_What you will do_
Determine how many lines of the entries contain "Task". Reply with that number alone.

Data items
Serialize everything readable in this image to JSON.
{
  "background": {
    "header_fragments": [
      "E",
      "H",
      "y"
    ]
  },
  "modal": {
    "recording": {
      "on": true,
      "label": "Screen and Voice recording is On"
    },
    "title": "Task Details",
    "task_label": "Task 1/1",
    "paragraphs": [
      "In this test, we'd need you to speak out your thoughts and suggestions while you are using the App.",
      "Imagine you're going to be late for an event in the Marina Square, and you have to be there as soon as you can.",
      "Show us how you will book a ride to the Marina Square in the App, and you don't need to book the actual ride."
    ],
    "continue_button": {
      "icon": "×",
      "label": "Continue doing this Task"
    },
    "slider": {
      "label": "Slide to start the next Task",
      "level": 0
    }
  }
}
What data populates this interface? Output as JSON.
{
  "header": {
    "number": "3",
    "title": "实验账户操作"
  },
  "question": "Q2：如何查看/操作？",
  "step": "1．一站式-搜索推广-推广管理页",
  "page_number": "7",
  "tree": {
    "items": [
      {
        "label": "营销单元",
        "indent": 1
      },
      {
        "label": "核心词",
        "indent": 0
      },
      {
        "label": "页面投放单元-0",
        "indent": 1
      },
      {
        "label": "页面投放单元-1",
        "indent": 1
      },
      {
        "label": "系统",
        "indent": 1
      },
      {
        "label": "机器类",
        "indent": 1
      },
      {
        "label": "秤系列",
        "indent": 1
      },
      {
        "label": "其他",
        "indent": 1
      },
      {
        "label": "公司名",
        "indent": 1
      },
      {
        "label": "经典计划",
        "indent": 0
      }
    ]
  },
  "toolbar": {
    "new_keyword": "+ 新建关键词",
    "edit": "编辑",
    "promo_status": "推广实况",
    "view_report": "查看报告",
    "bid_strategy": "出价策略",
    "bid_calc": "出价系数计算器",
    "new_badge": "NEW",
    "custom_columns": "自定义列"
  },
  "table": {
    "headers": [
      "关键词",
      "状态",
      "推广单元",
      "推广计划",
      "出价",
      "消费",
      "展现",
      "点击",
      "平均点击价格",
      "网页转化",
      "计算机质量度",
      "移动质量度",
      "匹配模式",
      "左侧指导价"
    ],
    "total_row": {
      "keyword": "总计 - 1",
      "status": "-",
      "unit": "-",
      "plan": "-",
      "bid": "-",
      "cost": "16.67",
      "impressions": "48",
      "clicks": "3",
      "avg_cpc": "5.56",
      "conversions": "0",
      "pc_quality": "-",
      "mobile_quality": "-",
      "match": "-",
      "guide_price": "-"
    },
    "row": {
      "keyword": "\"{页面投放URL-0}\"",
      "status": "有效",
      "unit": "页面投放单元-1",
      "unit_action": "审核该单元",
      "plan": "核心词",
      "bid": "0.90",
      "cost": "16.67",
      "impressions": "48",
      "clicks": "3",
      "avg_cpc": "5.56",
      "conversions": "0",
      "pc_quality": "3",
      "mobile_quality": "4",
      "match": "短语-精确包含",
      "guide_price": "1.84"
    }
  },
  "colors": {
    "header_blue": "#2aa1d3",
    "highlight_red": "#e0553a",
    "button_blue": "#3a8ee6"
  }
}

_Reply_
4